LISTED ENTRIES:
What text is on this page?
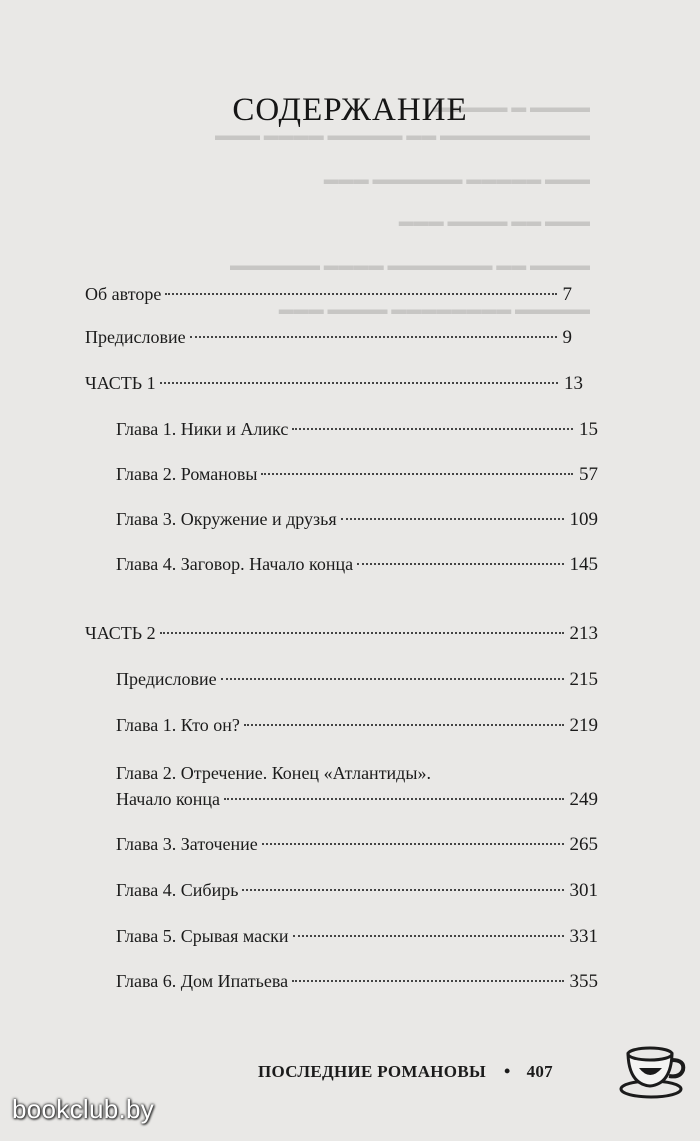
▬▬▬▬ ▬ ▬▬▬▬▬
▬▬▬▬▬▬▬▬▬▬ ▬▬ ▬▬▬▬▬ ▬▬▬▬ ▬▬▬
▬▬▬ ▬▬▬▬▬ ▬▬▬▬▬▬ ▬▬▬
▬▬▬ ▬▬ ▬▬▬▬ ▬▬▬
▬▬▬▬ ▬▬ ▬▬▬▬▬▬▬ ▬▬▬▬ ▬▬▬▬▬▬
▬▬▬▬▬ ▬▬▬▬▬▬▬▬ ▬▬▬▬ ▬▬▬
СОДЕРЖАНИЕ
Об авторе	7
Предисловие	9
ЧАСТЬ 1	13
Глава 1. Ники и Аликс	15
Глава 2. Романовы	57
Глава 3. Окружение и друзья	109
Глава 4. Заговор. Начало конца	145
ЧАСТЬ 2	213
Предисловие	215
Глава 1. Кто он?	219
Глава 2. Отречение. Конец «Атлантиды».
Начало конца	249
Глава 3. Заточение	265
Глава 4. Сибирь	301
Глава 5. Срывая маски	331
Глава 6. Дом Ипатьева	355
ПОСЛЕДНИЕ РОМАНОВЫ • 407
bookclub.by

STATED PROBLEM:
Each entry shown above must be quoted exactly, with its pictures left out.

FULL ANSWER:
What text is on this page?
▬▬▬▬ ▬ ▬▬▬▬▬
▬▬▬▬▬▬▬▬▬▬ ▬▬ ▬▬▬▬▬ ▬▬▬▬ ▬▬▬
▬▬▬ ▬▬▬▬▬ ▬▬▬▬▬▬ ▬▬▬
▬▬▬ ▬▬ ▬▬▬▬ ▬▬▬
▬▬▬▬ ▬▬ ▬▬▬▬▬▬▬ ▬▬▬▬ ▬▬▬▬▬▬
▬▬▬▬▬ ▬▬▬▬▬▬▬▬ ▬▬▬▬ ▬▬▬
СОДЕРЖАНИЕ
Об авторе	7
Предисловие	9
ЧАСТЬ 1	13
Глава 1. Ники и Аликс	15
Глава 2. Романовы	57
Глава 3. Окружение и друзья	109
Глава 4. Заговор. Начало конца	145
ЧАСТЬ 2	213
Предисловие	215
Глава 1. Кто он?	219
Глава 2. Отречение. Конец «Атлантиды».
Начало конца	249
Глава 3. Заточение	265
Глава 4. Сибирь	301
Глава 5. Срывая маски	331
Глава 6. Дом Ипатьева	355
ПОСЛЕДНИЕ РОМАНОВЫ • 407
bookclub.by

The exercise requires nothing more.